> _WHAT TO WORK ON_: Return, from the data below, each line that contains the word "isoform".
------------
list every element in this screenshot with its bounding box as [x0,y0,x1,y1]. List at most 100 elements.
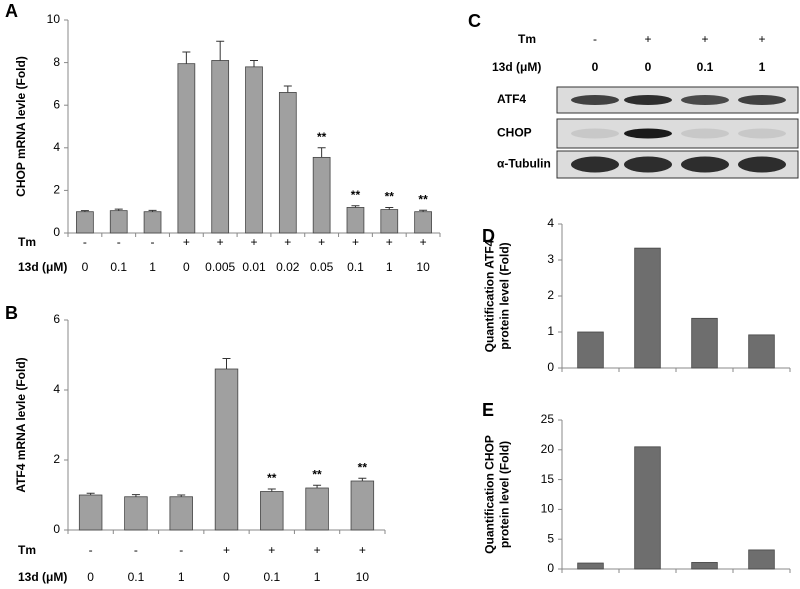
blot-band [681,128,729,139]
significance: ** [312,467,322,481]
row-label: CHOP [497,126,532,140]
x-tick-label: 0.1 [128,570,145,584]
panel-label: B [5,303,18,323]
blot-band [624,128,672,139]
bar [214,368,239,531]
error-bar [80,210,89,212]
panel-label: C [468,11,481,31]
row-label: α-Tubulin [497,157,551,171]
tm-label: + [359,543,366,557]
y-tick-label: 0 [547,561,554,575]
blot-band [738,128,786,139]
blot-band [571,128,619,139]
error-bar [385,206,394,210]
x-tick-label: 1 [149,260,156,274]
y-tick-label: 8 [53,55,60,69]
tm-label: + [420,235,427,249]
bar [691,562,718,570]
bar [260,491,284,531]
x-tick-label: 0.05 [310,260,334,274]
tm-label: - [83,235,87,249]
tm-label: - [179,543,183,557]
tm-label: + [223,543,230,557]
error-bar [177,494,186,497]
error-bar [313,484,322,488]
row-label: Tm [518,32,536,46]
bar [414,211,432,234]
x-tick-label: 1 [386,260,393,274]
y-tick-label: 4 [53,382,60,396]
tm-label: + [386,235,393,249]
x-tick-label: 0.1 [263,570,280,584]
y-tick-label: 2 [547,288,554,302]
tm-label: + [644,32,651,46]
blot-strip [556,118,799,149]
y-tick-label: 15 [541,472,555,486]
panel-label: A [5,1,18,21]
x-tick-label: 1 [178,570,185,584]
y-axis-label: Quantification CHOP [483,435,497,554]
error-bar [114,208,123,211]
x-tick-label: 0 [223,570,230,584]
tm-label: - [89,543,93,557]
panel-label: E [482,400,494,420]
tm-label: + [701,32,708,46]
significance: ** [351,188,361,202]
row-label: Tm [18,235,36,249]
significance: ** [317,130,327,144]
x-tick-label: 0 [183,260,190,274]
bar [78,494,103,531]
blot-band [624,95,672,105]
bar [691,317,718,369]
tm-label: + [318,235,325,249]
y-tick-label: 0 [547,360,554,374]
y-tick-label: 1 [547,324,554,338]
bar [124,496,148,531]
y-axis-label: protein level (Fold) [498,242,512,349]
blot-band [738,156,786,173]
x-tick-label: 0 [87,570,94,584]
blot-band [571,95,619,105]
x-tick-label: 0.01 [242,260,266,274]
tm-label: - [134,543,138,557]
error-bar [216,40,225,61]
blot-band [624,156,672,173]
y-tick-label: 20 [541,442,555,456]
tm-label: + [268,543,275,557]
bar [143,211,162,234]
bar [305,487,329,531]
tm-label: + [217,235,224,249]
significance: ** [385,190,395,204]
bar [346,207,365,234]
x-tick-label: 1 [314,570,321,584]
error-bar [222,358,231,369]
y-tick-label: 4 [547,216,554,230]
y-axis-label: Quantification ATF4 [483,239,497,352]
error-bar [283,85,292,93]
error-bar [267,488,276,492]
bar [634,247,661,369]
error-bar [358,477,367,481]
bar [312,156,331,234]
dose-label: 0.1 [697,60,714,74]
bar [748,549,775,570]
tm-label: - [117,235,121,249]
dose-label: 1 [759,60,766,74]
row-label: 13d (μM) [18,260,67,274]
y-axis-label: protein level (Fold) [498,441,512,548]
tm-label: + [250,235,257,249]
tm-label: + [758,32,765,46]
bar [350,480,375,531]
bar [748,334,775,369]
error-bar [182,51,191,64]
x-tick-label: 0.1 [347,260,364,274]
bar [169,496,193,531]
bar [177,63,196,234]
y-tick-label: 6 [53,97,60,111]
row-label: ATF4 [497,92,526,106]
blot-band [681,156,729,173]
y-tick-label: 0 [53,225,60,239]
y-tick-label: 3 [547,252,554,266]
y-axis-label: CHOP mRNA levle (Fold) [14,56,28,197]
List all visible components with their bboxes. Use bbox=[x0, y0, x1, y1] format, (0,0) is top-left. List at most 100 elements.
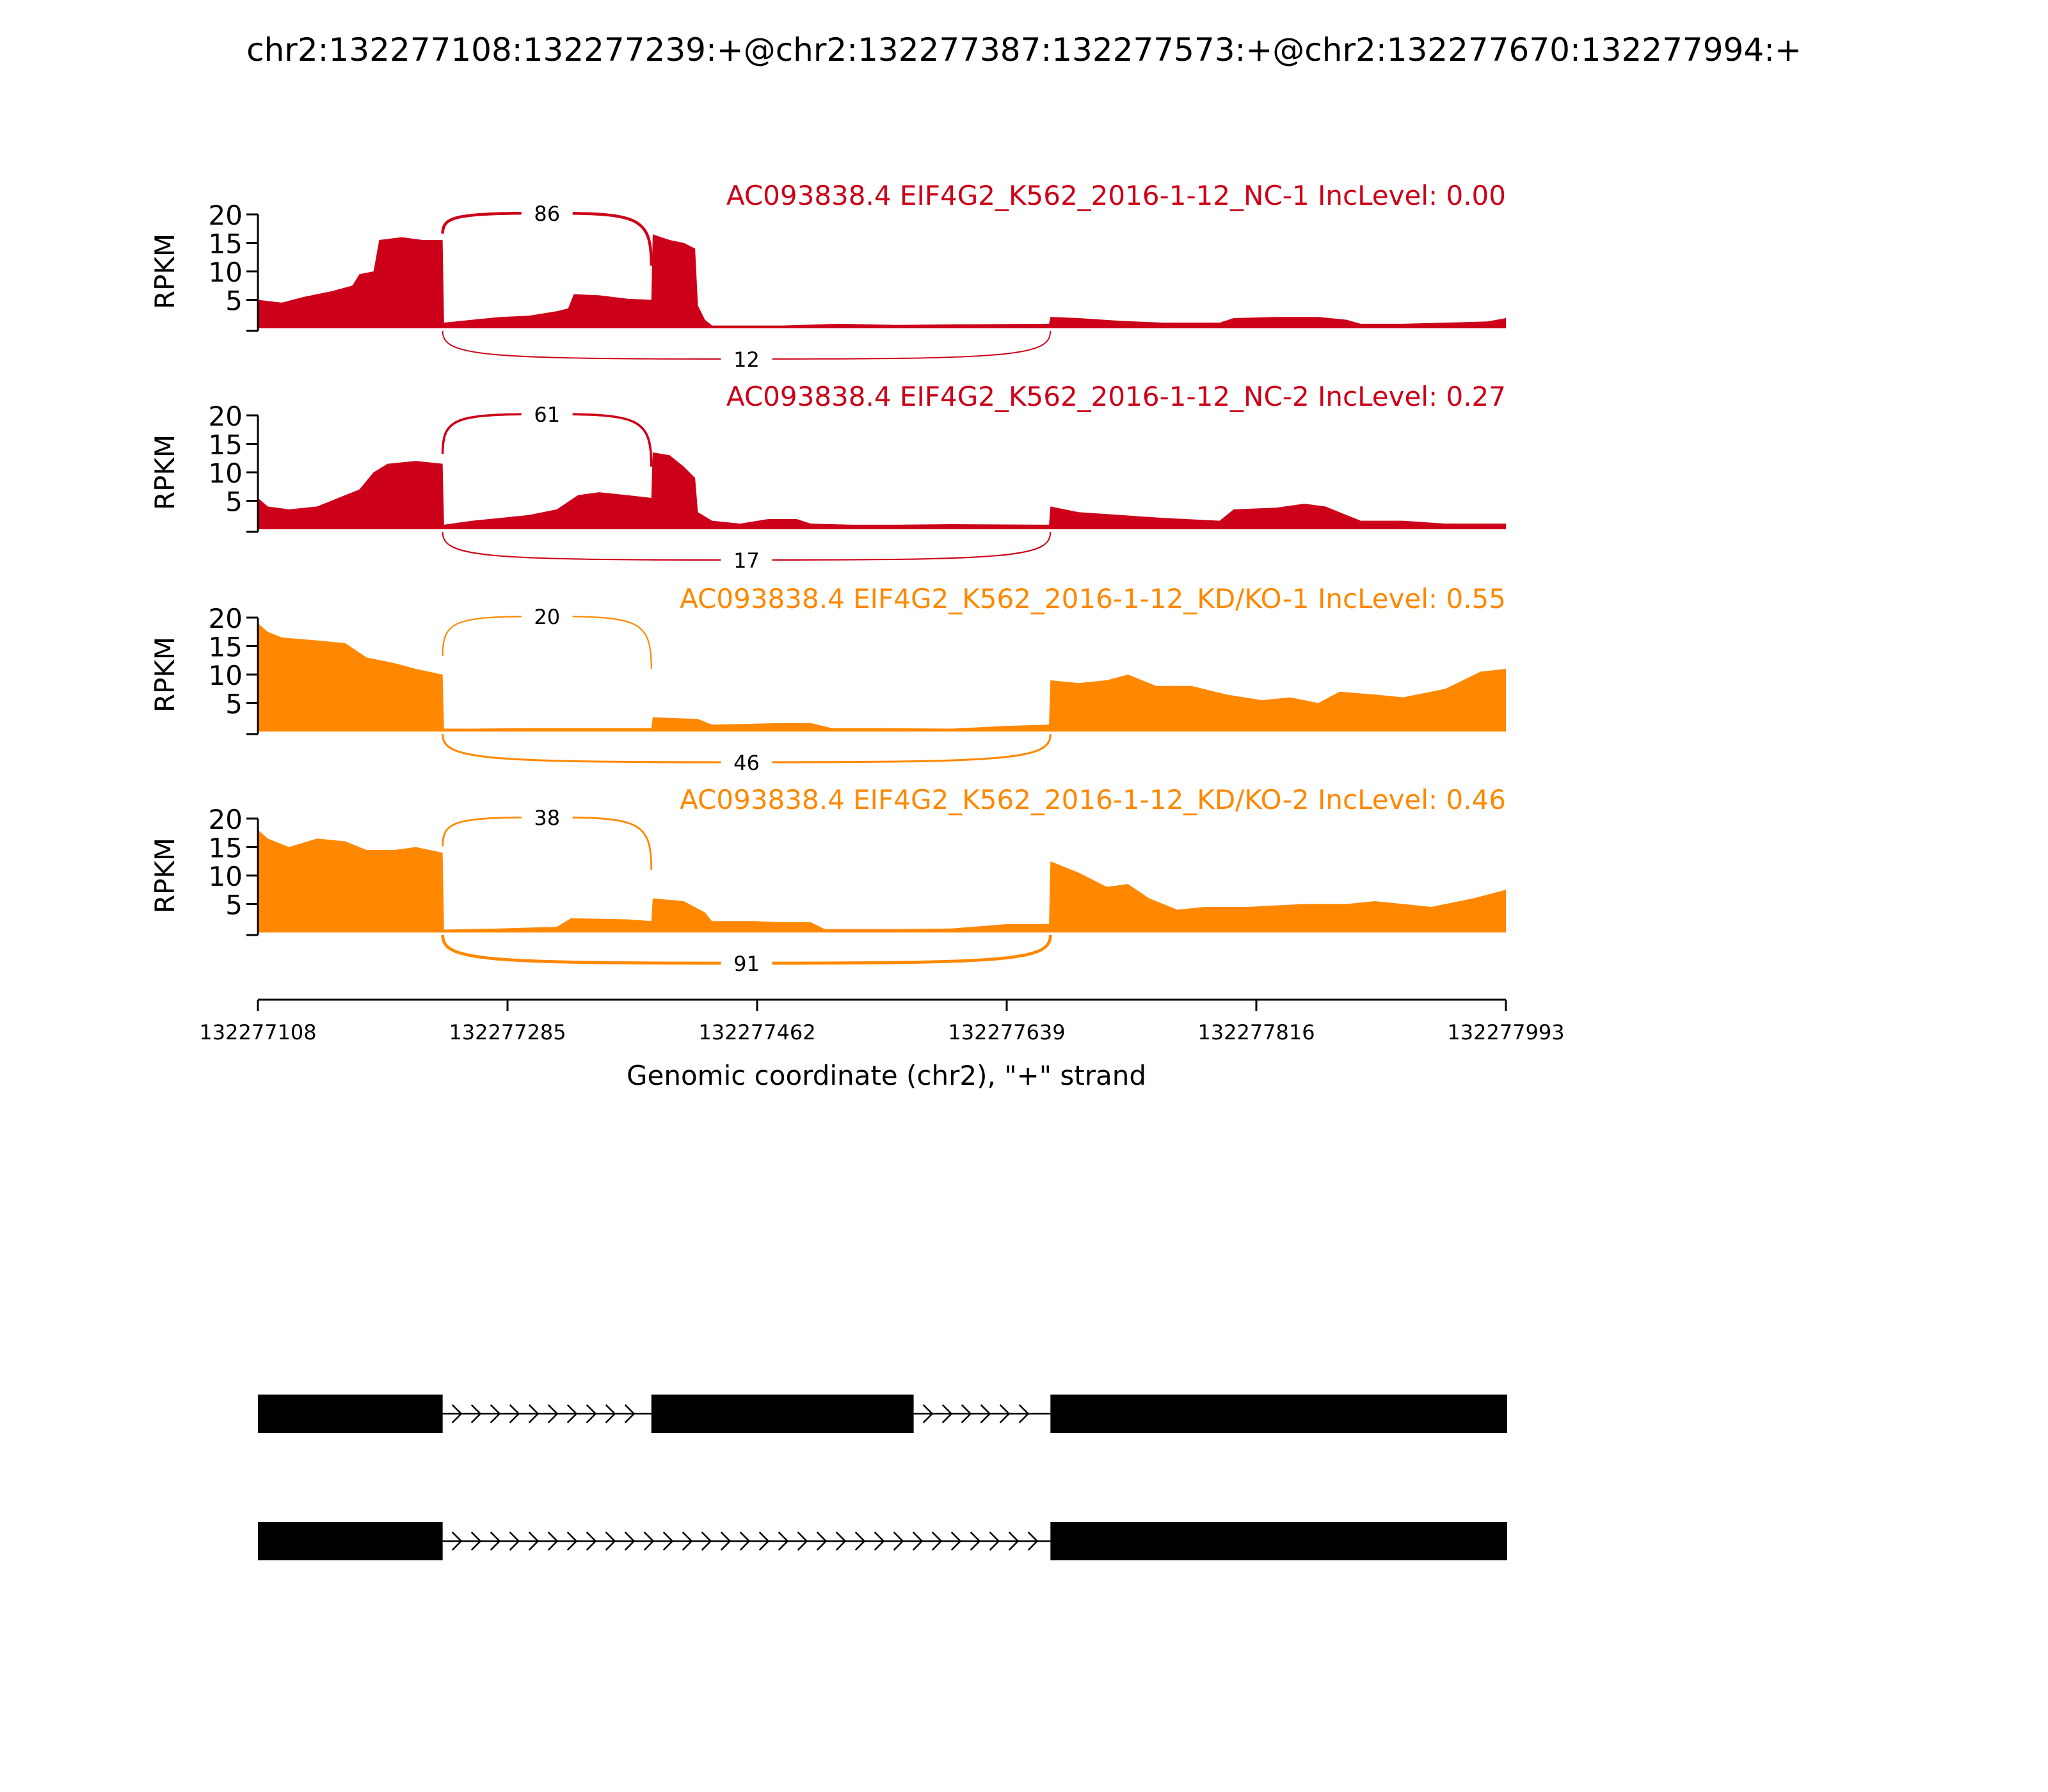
junction-count-label: 20 bbox=[534, 605, 560, 629]
strand-chevron bbox=[586, 1532, 597, 1551]
strand-chevron bbox=[662, 1532, 674, 1551]
y-axis-label: RPKM bbox=[149, 637, 180, 712]
x-tick-label: 132277993 bbox=[1447, 1020, 1564, 1044]
y-tick-label: 5 bbox=[225, 689, 243, 720]
junction-count-label: 61 bbox=[534, 403, 560, 427]
strand-chevron bbox=[490, 1404, 501, 1423]
y-tick-label: 20 bbox=[209, 603, 243, 634]
track-title: AC093838.4 EIF4G2_K562_2016-1-12_NC-1 In… bbox=[726, 180, 1506, 211]
x-tick-label: 132277108 bbox=[199, 1020, 316, 1044]
coverage-area bbox=[258, 829, 1506, 932]
y-tick-label: 10 bbox=[209, 458, 243, 489]
x-tick-label: 132277639 bbox=[948, 1020, 1065, 1044]
y-tick-label: 20 bbox=[209, 804, 243, 835]
exon-block bbox=[1050, 1395, 1507, 1433]
strand-chevron bbox=[509, 1532, 520, 1551]
strand-chevron bbox=[528, 1532, 540, 1551]
x-tick-label: 132277462 bbox=[698, 1020, 815, 1044]
strand-chevron bbox=[931, 1532, 943, 1551]
strand-chevron bbox=[816, 1532, 828, 1551]
strand-chevron bbox=[961, 1404, 972, 1423]
strand-chevron bbox=[758, 1532, 770, 1551]
coverage-area bbox=[258, 452, 1506, 529]
junction-label-bg bbox=[721, 949, 772, 977]
coverage-area bbox=[258, 623, 1506, 732]
track-title: AC093838.4 EIF4G2_K562_2016-1-12_KD/KO-2… bbox=[680, 784, 1506, 815]
strand-chevron bbox=[739, 1532, 751, 1551]
track-title: AC093838.4 EIF4G2_K562_2016-1-12_KD/KO-1… bbox=[680, 583, 1506, 614]
isoform-2 bbox=[258, 1522, 1507, 1560]
strand-chevron bbox=[547, 1404, 559, 1423]
strand-chevron bbox=[912, 1532, 924, 1551]
track-title: AC093838.4 EIF4G2_K562_2016-1-12_NC-2 In… bbox=[726, 381, 1506, 412]
y-tick-label: 15 bbox=[209, 429, 243, 461]
junction-count-label: 17 bbox=[733, 548, 760, 573]
x-tick-label: 132277285 bbox=[449, 1020, 566, 1044]
junction-label-bg bbox=[721, 345, 772, 373]
strand-chevron bbox=[470, 1404, 482, 1423]
junction-count-label: 46 bbox=[733, 751, 760, 775]
y-axis-label: RPKM bbox=[149, 234, 180, 309]
strand-chevron bbox=[1008, 1532, 1020, 1551]
strand-chevron bbox=[999, 1404, 1011, 1423]
strand-chevron bbox=[451, 1532, 463, 1551]
junction-label-bg bbox=[521, 400, 573, 428]
strand-chevron bbox=[701, 1532, 712, 1551]
strand-chevron bbox=[941, 1404, 953, 1423]
strand-chevron bbox=[470, 1532, 482, 1551]
junction-count-label: 91 bbox=[733, 952, 760, 976]
strand-chevron bbox=[980, 1404, 991, 1423]
junction-label-bg bbox=[721, 748, 772, 776]
strand-chevron bbox=[1027, 1532, 1039, 1551]
strand-chevron bbox=[922, 1404, 934, 1423]
isoform-1 bbox=[258, 1395, 1507, 1433]
strand-chevron bbox=[989, 1532, 1000, 1551]
strand-chevron bbox=[1018, 1404, 1030, 1423]
junction-label-bg bbox=[521, 803, 573, 831]
strand-chevron bbox=[950, 1532, 962, 1551]
y-tick-label: 20 bbox=[209, 401, 243, 432]
junction-label-bg bbox=[521, 602, 573, 630]
strand-chevron bbox=[970, 1532, 981, 1551]
y-tick-label: 5 bbox=[225, 890, 243, 921]
strand-chevron bbox=[528, 1404, 540, 1423]
x-tick-label: 132277816 bbox=[1197, 1020, 1315, 1044]
strand-chevron bbox=[835, 1532, 847, 1551]
strand-chevron bbox=[624, 1404, 636, 1423]
junction-label-bg bbox=[721, 546, 772, 574]
strand-chevron bbox=[682, 1532, 693, 1551]
junction-count-label: 86 bbox=[534, 202, 560, 226]
y-tick-label: 10 bbox=[209, 861, 243, 892]
y-axis-label: RPKM bbox=[149, 838, 180, 913]
y-tick-label: 15 bbox=[209, 632, 243, 663]
strand-chevron bbox=[547, 1532, 559, 1551]
coverage-area bbox=[258, 234, 1506, 328]
strand-chevron bbox=[566, 1532, 578, 1551]
strand-chevron bbox=[490, 1532, 501, 1551]
x-axis-label: Genomic coordinate (chr2), "+" strand bbox=[627, 1060, 1146, 1091]
exon-block bbox=[1050, 1522, 1507, 1560]
y-tick-label: 10 bbox=[209, 660, 243, 691]
y-tick-label: 20 bbox=[209, 200, 243, 231]
strand-chevron bbox=[451, 1404, 463, 1423]
strand-chevron bbox=[566, 1404, 578, 1423]
strand-chevron bbox=[509, 1404, 520, 1423]
junction-count-label: 12 bbox=[733, 348, 760, 372]
y-tick-label: 5 bbox=[225, 285, 243, 317]
strand-chevron bbox=[797, 1532, 808, 1551]
junction-label-bg bbox=[521, 199, 573, 227]
strand-chevron bbox=[778, 1532, 789, 1551]
strand-chevron bbox=[605, 1532, 616, 1551]
exon-block bbox=[258, 1522, 443, 1560]
strand-chevron bbox=[720, 1532, 732, 1551]
y-tick-label: 5 bbox=[225, 486, 243, 518]
strand-chevron bbox=[893, 1532, 904, 1551]
y-tick-label: 15 bbox=[209, 228, 243, 260]
y-axis-label: RPKM bbox=[149, 435, 180, 510]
------------
> _FINISHED TASK_:
isoform-2 bbox=[258, 1522, 1507, 1560]
isoform-1 bbox=[258, 1395, 1507, 1433]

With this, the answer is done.